▶ **Records for this exercise**
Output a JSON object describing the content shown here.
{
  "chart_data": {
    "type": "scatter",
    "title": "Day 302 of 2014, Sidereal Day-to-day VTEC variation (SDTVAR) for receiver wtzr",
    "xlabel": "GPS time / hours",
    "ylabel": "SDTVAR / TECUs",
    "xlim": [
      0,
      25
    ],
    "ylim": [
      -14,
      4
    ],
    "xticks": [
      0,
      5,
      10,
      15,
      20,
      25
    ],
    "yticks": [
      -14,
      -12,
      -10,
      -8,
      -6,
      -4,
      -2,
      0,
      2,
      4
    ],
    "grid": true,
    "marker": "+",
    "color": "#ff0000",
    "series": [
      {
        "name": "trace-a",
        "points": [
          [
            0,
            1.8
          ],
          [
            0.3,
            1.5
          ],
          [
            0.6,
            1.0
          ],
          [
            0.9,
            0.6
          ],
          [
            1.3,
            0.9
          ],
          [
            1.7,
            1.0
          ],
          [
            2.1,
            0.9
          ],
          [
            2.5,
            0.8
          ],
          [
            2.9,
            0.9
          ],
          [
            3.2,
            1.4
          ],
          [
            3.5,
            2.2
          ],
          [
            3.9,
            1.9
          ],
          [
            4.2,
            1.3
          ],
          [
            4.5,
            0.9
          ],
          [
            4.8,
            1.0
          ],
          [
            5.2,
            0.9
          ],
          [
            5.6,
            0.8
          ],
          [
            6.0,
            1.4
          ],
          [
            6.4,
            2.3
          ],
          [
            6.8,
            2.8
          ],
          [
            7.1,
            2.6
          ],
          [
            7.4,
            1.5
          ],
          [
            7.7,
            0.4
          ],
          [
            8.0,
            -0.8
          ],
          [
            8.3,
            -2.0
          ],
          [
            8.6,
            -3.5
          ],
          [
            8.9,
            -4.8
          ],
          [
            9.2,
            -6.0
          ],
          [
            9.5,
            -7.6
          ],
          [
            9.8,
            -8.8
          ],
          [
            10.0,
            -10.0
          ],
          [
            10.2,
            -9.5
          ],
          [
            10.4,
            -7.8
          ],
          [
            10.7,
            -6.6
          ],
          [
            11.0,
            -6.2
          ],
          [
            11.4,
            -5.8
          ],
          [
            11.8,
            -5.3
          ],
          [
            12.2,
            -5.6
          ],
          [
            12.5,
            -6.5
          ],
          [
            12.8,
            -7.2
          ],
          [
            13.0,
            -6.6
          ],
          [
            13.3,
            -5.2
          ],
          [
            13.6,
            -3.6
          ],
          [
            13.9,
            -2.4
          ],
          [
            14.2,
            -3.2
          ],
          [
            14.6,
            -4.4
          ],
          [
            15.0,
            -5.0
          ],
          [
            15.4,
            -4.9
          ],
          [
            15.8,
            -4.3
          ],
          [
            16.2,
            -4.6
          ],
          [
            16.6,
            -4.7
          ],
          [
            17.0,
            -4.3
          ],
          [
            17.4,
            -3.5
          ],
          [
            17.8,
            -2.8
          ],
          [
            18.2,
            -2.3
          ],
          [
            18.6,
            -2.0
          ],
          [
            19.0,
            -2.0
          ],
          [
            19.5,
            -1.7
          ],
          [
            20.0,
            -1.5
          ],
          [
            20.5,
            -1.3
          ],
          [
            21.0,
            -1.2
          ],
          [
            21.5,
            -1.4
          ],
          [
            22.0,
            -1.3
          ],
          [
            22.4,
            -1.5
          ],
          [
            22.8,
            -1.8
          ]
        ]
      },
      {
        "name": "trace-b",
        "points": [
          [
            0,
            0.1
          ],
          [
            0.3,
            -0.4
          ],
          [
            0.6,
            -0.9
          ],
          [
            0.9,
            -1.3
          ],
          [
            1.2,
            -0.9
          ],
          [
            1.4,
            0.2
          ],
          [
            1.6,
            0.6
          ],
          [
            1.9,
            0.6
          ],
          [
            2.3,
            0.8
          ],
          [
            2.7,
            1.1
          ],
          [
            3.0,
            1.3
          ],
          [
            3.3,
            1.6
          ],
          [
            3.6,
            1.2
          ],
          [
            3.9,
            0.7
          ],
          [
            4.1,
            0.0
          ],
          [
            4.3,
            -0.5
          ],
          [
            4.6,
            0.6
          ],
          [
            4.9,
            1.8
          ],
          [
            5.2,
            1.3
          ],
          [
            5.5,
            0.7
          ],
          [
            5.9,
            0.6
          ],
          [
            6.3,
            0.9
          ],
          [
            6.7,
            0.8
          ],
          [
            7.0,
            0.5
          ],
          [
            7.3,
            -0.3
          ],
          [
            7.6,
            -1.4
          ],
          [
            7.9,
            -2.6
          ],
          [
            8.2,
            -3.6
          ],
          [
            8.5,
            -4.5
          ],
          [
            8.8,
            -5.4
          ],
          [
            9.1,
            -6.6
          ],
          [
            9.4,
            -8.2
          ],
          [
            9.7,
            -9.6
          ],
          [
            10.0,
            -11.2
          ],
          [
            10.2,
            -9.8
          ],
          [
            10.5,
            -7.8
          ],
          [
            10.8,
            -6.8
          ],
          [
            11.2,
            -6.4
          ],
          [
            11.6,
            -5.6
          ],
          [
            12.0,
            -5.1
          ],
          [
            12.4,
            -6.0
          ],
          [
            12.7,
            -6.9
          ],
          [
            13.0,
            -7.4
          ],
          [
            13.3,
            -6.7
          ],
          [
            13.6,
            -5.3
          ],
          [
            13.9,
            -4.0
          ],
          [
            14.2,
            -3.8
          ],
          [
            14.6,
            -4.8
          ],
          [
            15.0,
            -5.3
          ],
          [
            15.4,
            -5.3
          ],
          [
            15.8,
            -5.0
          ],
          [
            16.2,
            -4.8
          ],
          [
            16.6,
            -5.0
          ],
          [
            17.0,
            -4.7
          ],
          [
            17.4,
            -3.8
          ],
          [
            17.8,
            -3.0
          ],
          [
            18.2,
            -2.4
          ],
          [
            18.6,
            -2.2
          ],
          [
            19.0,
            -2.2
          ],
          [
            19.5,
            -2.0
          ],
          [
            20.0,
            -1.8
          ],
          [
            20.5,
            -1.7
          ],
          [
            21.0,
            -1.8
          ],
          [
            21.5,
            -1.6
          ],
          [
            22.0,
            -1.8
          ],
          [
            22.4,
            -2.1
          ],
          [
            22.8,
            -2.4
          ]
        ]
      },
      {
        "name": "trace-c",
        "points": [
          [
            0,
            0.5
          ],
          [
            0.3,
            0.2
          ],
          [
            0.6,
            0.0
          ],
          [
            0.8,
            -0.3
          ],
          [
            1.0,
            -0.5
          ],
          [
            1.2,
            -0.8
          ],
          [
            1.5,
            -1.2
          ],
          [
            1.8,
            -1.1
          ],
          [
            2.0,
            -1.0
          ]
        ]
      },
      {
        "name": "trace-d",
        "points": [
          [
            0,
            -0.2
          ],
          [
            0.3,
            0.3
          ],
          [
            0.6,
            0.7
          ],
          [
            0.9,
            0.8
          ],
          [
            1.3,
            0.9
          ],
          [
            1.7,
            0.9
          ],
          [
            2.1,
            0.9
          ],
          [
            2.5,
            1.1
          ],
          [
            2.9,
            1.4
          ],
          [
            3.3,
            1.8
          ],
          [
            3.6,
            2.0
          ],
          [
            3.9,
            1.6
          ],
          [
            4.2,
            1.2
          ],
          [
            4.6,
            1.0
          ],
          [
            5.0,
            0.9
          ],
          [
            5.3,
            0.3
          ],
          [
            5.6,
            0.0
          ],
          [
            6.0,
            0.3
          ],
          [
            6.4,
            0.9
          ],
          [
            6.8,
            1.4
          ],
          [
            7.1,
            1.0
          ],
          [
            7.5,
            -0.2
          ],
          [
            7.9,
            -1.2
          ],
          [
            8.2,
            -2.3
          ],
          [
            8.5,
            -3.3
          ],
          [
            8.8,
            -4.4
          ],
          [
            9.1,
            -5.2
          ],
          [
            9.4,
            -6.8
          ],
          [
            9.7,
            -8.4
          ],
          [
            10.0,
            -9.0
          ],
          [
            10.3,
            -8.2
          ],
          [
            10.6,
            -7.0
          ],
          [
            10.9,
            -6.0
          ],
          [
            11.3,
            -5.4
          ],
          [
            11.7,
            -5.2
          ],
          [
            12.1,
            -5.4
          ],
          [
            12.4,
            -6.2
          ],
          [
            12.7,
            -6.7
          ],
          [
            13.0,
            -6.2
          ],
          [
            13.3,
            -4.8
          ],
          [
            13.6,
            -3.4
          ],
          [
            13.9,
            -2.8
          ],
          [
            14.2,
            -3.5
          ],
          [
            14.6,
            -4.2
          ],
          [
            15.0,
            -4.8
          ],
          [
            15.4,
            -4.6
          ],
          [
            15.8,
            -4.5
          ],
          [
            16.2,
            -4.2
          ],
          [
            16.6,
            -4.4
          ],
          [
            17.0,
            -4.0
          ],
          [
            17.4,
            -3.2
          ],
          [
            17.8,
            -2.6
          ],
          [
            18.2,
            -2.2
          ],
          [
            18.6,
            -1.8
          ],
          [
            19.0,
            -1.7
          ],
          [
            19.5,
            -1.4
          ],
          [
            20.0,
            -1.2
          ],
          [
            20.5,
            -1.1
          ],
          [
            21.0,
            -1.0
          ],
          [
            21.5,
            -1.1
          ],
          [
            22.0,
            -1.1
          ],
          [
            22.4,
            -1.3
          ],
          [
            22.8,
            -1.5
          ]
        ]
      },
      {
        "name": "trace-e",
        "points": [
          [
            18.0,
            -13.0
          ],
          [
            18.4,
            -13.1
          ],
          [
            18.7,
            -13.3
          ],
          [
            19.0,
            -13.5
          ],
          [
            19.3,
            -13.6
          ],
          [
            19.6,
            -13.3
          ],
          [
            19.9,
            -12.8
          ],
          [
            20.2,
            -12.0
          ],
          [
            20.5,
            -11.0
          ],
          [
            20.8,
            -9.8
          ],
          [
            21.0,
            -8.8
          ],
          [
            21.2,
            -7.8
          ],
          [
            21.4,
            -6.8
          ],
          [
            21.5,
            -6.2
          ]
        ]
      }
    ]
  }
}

▶ **Your goal**
Say how many lines in the entries contain the string "trace", and say nothing else.

▶ **Answer**
5